§ DESCRIPTION OF THE TASK: Return the number of lines in which the word "Chargé" appears; add nothing else.

* start *

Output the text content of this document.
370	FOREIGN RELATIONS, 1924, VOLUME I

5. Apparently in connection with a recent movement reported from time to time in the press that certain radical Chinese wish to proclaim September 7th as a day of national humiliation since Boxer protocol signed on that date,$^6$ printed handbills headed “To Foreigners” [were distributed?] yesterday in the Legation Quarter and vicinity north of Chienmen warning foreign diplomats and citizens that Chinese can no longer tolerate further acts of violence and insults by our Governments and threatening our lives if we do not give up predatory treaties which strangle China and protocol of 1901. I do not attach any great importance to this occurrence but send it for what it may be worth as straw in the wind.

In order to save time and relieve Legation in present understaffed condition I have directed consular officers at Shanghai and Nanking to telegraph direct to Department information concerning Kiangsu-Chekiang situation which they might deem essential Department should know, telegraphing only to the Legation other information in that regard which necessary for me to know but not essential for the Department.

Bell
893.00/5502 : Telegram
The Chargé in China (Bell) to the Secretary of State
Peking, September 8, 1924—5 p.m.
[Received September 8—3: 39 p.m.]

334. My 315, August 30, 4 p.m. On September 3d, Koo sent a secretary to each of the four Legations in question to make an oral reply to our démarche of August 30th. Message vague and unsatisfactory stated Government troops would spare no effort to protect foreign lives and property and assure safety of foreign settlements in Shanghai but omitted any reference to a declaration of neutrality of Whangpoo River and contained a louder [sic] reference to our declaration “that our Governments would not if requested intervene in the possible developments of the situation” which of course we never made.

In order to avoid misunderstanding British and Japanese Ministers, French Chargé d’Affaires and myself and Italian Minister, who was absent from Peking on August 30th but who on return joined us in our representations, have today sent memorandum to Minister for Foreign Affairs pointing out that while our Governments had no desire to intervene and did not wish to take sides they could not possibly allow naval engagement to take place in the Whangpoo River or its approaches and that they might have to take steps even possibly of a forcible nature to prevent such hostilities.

* end *
* start *

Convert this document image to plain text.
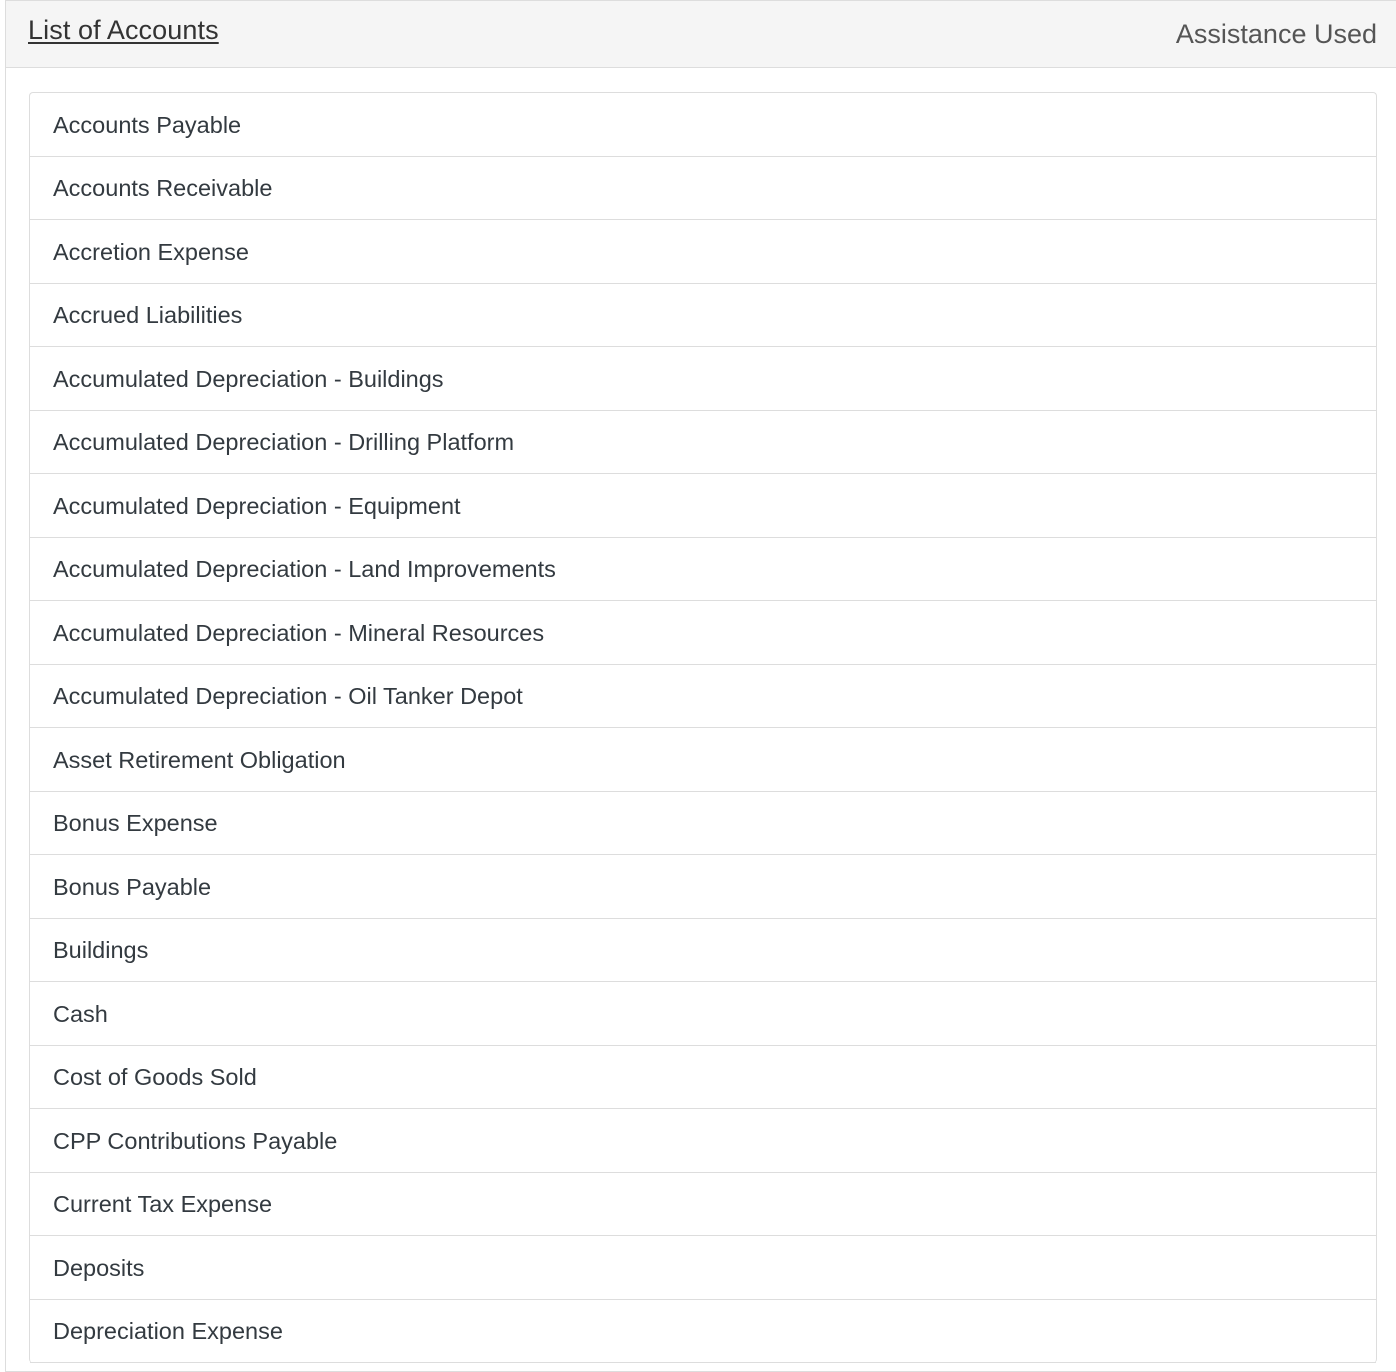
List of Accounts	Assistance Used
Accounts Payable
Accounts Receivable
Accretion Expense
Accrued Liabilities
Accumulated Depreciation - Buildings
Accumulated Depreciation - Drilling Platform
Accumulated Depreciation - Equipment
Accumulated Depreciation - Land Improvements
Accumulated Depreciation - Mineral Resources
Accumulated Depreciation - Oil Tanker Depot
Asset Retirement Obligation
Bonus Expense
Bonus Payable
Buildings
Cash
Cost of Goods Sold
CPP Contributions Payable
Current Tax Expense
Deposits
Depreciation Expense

* end *

§ COMPLETED TASK: 2